Work instructions — Below is a set of records. Repeat all of them exactly.

──────

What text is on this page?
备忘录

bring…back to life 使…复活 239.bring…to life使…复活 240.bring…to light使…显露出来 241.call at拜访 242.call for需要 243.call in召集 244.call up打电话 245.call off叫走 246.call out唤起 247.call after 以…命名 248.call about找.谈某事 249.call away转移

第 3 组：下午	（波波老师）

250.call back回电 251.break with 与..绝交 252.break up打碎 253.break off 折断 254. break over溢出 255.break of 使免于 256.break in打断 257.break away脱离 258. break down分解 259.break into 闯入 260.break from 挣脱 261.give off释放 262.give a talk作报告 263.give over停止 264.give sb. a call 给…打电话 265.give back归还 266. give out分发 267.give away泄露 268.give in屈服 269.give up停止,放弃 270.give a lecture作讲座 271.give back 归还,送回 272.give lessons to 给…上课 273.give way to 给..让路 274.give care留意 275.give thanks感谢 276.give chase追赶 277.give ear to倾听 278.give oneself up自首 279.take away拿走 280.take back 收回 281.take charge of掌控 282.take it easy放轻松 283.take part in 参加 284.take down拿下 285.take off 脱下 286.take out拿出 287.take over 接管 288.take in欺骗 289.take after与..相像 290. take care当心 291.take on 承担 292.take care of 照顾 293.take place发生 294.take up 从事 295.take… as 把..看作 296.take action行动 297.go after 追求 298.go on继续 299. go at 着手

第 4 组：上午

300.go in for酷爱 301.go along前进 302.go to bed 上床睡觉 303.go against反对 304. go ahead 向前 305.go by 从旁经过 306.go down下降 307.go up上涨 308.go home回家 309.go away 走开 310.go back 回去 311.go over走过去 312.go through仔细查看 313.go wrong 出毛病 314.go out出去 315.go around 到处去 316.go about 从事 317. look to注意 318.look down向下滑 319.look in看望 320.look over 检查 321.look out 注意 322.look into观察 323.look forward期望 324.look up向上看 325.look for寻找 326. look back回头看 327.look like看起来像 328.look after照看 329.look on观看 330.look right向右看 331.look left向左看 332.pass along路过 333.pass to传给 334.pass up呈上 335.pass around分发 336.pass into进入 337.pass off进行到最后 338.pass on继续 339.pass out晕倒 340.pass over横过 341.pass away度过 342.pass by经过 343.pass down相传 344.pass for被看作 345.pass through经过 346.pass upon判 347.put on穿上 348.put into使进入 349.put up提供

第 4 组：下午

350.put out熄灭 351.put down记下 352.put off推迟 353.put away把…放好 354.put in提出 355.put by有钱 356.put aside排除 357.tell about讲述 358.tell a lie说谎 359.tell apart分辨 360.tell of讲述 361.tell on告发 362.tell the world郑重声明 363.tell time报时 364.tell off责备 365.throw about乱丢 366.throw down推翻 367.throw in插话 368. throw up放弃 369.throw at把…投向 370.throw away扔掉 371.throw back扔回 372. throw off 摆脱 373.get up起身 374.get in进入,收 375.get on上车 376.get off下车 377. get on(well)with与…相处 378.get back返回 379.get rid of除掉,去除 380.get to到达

──────

Answer for the task —
What text is on this page?
备忘录

bring…back to life 使…复活 239.bring…to life使…复活 240.bring…to light使…显露出来 241.call at拜访 242.call for需要 243.call in召集 244.call up打电话 245.call off叫走 246.call out唤起 247.call after 以…命名 248.call about找.谈某事 249.call away转移

第 3 组：下午	（波波老师）

250.call back回电 251.break with 与..绝交 252.break up打碎 253.break off 折断 254. break over溢出 255.break of 使免于 256.break in打断 257.break away脱离 258. break down分解 259.break into 闯入 260.break from 挣脱 261.give off释放 262.give a talk作报告 263.give over停止 264.give sb. a call 给…打电话 265.give back归还 266. give out分发 267.give away泄露 268.give in屈服 269.give up停止,放弃 270.give a lecture作讲座 271.give back 归还,送回 272.give lessons to 给…上课 273.give way to 给..让路 274.give care留意 275.give thanks感谢 276.give chase追赶 277.give ear to倾听 278.give oneself up自首 279.take away拿走 280.take back 收回 281.take charge of掌控 282.take it easy放轻松 283.take part in 参加 284.take down拿下 285.take off 脱下 286.take out拿出 287.take over 接管 288.take in欺骗 289.take after与..相像 290. take care当心 291.take on 承担 292.take care of 照顾 293.take place发生 294.take up 从事 295.take… as 把..看作 296.take action行动 297.go after 追求 298.go on继续 299. go at 着手

第 4 组：上午

300.go in for酷爱 301.go along前进 302.go to bed 上床睡觉 303.go against反对 304. go ahead 向前 305.go by 从旁经过 306.go down下降 307.go up上涨 308.go home回家 309.go away 走开 310.go back 回去 311.go over走过去 312.go through仔细查看 313.go wrong 出毛病 314.go out出去 315.go around 到处去 316.go about 从事 317. look to注意 318.look down向下滑 319.look in看望 320.look over 检查 321.look out 注意 322.look into观察 323.look forward期望 324.look up向上看 325.look for寻找 326. look back回头看 327.look like看起来像 328.look after照看 329.look on观看 330.look right向右看 331.look left向左看 332.pass along路过 333.pass to传给 334.pass up呈上 335.pass around分发 336.pass into进入 337.pass off进行到最后 338.pass on继续 339.pass out晕倒 340.pass over横过 341.pass away度过 342.pass by经过 343.pass down相传 344.pass for被看作 345.pass through经过 346.pass upon判 347.put on穿上 348.put into使进入 349.put up提供

第 4 组：下午

350.put out熄灭 351.put down记下 352.put off推迟 353.put away把…放好 354.put in提出 355.put by有钱 356.put aside排除 357.tell about讲述 358.tell a lie说谎 359.tell apart分辨 360.tell of讲述 361.tell on告发 362.tell the world郑重声明 363.tell time报时 364.tell off责备 365.throw about乱丢 366.throw down推翻 367.throw in插话 368. throw up放弃 369.throw at把…投向 370.throw away扔掉 371.throw back扔回 372. throw off 摆脱 373.get up起身 374.get in进入,收 375.get on上车 376.get off下车 377. get on(well)with与…相处 378.get back返回 379.get rid of除掉,去除 380.get to到达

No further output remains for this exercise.